*Exercise goal*: Render each line of the records below as a JSON list of strings, one string per line, with blank lines dropped and the pictures left out.

*Data records*:
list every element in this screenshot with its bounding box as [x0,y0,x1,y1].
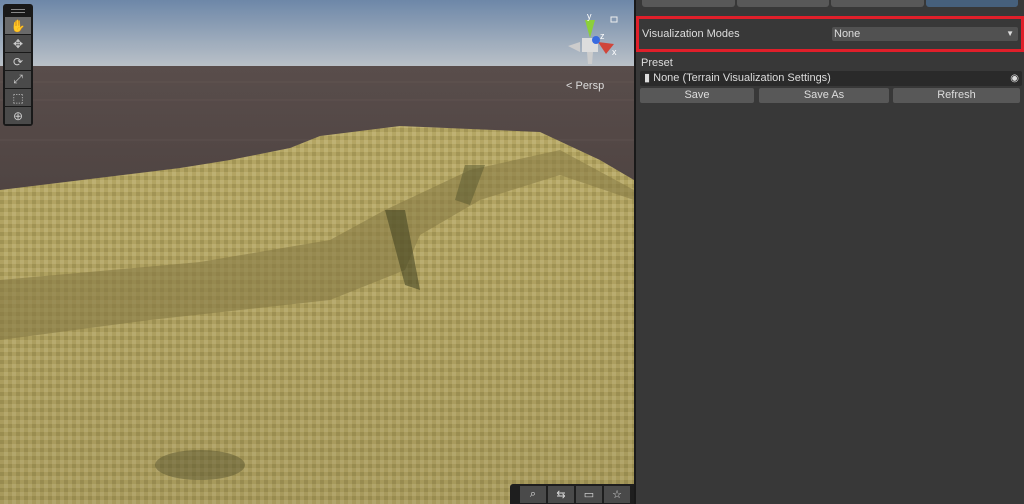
visualization-modes-dropdown[interactable]: None ▼ [832,27,1018,41]
rotate-tool-button[interactable]: ⟳ [5,53,31,70]
object-picker-icon[interactable]: ◉ [1010,71,1019,86]
rotate-icon: ⟳ [12,54,24,69]
projection-toggle[interactable]: < Persp [566,80,604,92]
rect-tool-button[interactable]: ⬚ [5,89,31,106]
refresh-button[interactable]: Refresh [893,88,1020,103]
gizmo-x-label: x [612,47,617,57]
hand-tool-button[interactable]: ✋ [5,17,31,34]
camera-orbit-icon: ⇆ [556,488,566,501]
move-tool-button[interactable]: ✥ [5,35,31,52]
star-icon: ☆ [612,488,622,501]
gizmo-y-label: y [587,11,592,21]
hand-icon: ✋ [10,18,26,33]
camera-button[interactable]: ▭ [576,485,602,503]
visualization-modes-label: Visualization Modes [642,28,740,40]
gizmo-z-axis[interactable] [592,36,600,44]
scene-overlay-toolbar: ⌕ ⇆ ▭ ☆ [510,484,634,504]
tab-3[interactable] [831,0,924,7]
preset-object-field[interactable]: ▮ None (Terrain Visualization Settings) … [640,71,1022,86]
transform-tool-button[interactable]: ⊕ [5,107,31,124]
transform-icon: ⊕ [12,108,24,123]
tab-4[interactable] [925,0,1018,7]
tab-2[interactable] [736,0,829,7]
toolbar-drag-handle[interactable] [5,6,31,16]
search-button[interactable]: ⌕ [520,485,546,503]
inspector-panel: Visualization Modes None ▼ Preset ▮ None… [634,0,1024,504]
save-as-button[interactable]: Save As [759,88,889,103]
tools-toolbar: ✋ ✥ ⟳ ⤢ ⬚ ⊕ [3,4,33,126]
orientation-gizmo[interactable]: y z x [560,8,630,78]
rect-icon: ⬚ [12,90,24,105]
file-icon: ▮ [644,72,651,84]
gizmo-y-axis[interactable] [585,20,595,38]
preset-label: Preset [641,57,673,69]
visualization-modes-value: None [834,28,861,40]
camera-icon: ▭ [583,488,595,501]
preset-value: None (Terrain Visualization Settings) [653,72,831,84]
lock-icon[interactable] [610,16,618,23]
chevron-down-icon: ▼ [1006,29,1014,38]
gizmo-z-label: z [600,31,605,41]
search-icon: ⌕ [529,487,537,500]
terrain-viewport [0,0,634,504]
tab-1[interactable] [642,0,735,7]
inspector-tabs [642,0,1018,7]
move-icon: ✥ [12,36,24,51]
scale-tool-button[interactable]: ⤢ [5,71,31,88]
favorite-button[interactable]: ☆ [604,485,630,503]
save-button[interactable]: Save [640,88,754,103]
camera-orbit-button[interactable]: ⇆ [548,485,574,503]
scale-icon: ⤢ [13,72,23,86]
scene-view[interactable]: ✋ ✥ ⟳ ⤢ ⬚ ⊕ y z x < Persp ⌕ ⇆ ▭ ☆ [0,0,634,504]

*Exercise output*:
[
  "list every element in this screenshot with its bounding box as [x0,y0,x1,y1].",
  "visualization-modes-dropdown[interactable]: None ▼ [832,27,1018,41]",
  "rotate-tool-button[interactable]: ⟳ [5,53,31,70]",
  "object-picker-icon[interactable]: ◉ [1010,71,1019,86]",
  "rotate-icon: ⟳ [12,54,24,69]",
  "projection-toggle[interactable]: < Persp [566,80,604,92]",
  "rect-tool-button[interactable]: ⬚ [5,89,31,106]",
  "refresh-button[interactable]: Refresh [893,88,1020,103]",
  "gizmo-x-label: x [612,47,617,57]",
  "hand-tool-button[interactable]: ✋ [5,17,31,34]",
  "camera-orbit-icon: ⇆ [556,488,566,501]",
  "move-tool-button[interactable]: ✥ [5,35,31,52]",
  "star-icon: ☆ [612,488,622,501]",
  "gizmo-y-label: y [587,11,592,21]",
  "hand-icon: ✋ [10,18,26,33]",
  "camera-button[interactable]: ▭ [576,485,602,503]",
  "visualization-modes-label: Visualization Modes [642,28,740,40]",
  "gizmo-z-axis[interactable] [592,36,600,44]",
  "scene-overlay-toolbar: ⌕ ⇆ ▭ ☆ [510,484,634,504]",
  "tab-3[interactable] [831,0,924,7]",
  "preset-object-field[interactable]: ▮ None (Terrain Visualization Settings) … [640,71,1022,86]",
  "transform-tool-button[interactable]: ⊕ [5,107,31,124]",
  "transform-icon: ⊕ [12,108,24,123]",
  "tab-4[interactable] [925,0,1018,7]",
  "tab-2[interactable] [736,0,829,7]",
  "toolbar-drag-handle[interactable] [5,6,31,16]",
  "search-button[interactable]: ⌕ [520,485,546,503]",
  "inspector-panel: Visualization Modes None ▼ Preset ▮ None… [634,0,1024,504]",
  "save-as-button[interactable]: Save As [759,88,889,103]",
  "tools-toolbar: ✋ ✥ ⟳ ⤢ ⬚ ⊕ [3,4,33,126]",
  "orientation-gizmo[interactable]: y z x [560,8,630,78]",
  "rect-icon: ⬚ [12,90,24,105]",
  "file-icon: ▮ [644,72,651,84]",
  "gizmo-y-axis[interactable] [585,20,595,38]",
  "preset-label: Preset [641,57,673,69]",
  "visualization-modes-value: None [834,28,861,40]",
  "camera-icon: ▭ [583,488,595,501]",
  "preset-value: None (Terrain Visualization Settings) [653,72,831,84]",
  "lock-icon[interactable] [610,16,618,23]",
  "chevron-down-icon: ▼ [1006,29,1014,38]",
  "gizmo-z-label: z [600,31,605,41]",
  "search-icon: ⌕ [529,487,537,500]",
  "terrain-viewport [0,0,634,504]",
  "tab-1[interactable] [642,0,735,7]",
  "inspector-tabs [642,0,1018,7]",
  "move-icon: ✥ [12,36,24,51]",
  "scale-tool-button[interactable]: ⤢ [5,71,31,88]",
  "favorite-button[interactable]: ☆ [604,485,630,503]",
  "save-button[interactable]: Save [640,88,754,103]",
  "camera-orbit-button[interactable]: ⇆ [548,485,574,503]",
  "scale-icon: ⤢ [13,72,23,86]",
  "scene-view[interactable]: ✋ ✥ ⟳ ⤢ ⬚ ⊕ y z x < Persp ⌕ ⇆ ▭ ☆ [0,0,634,504]"
]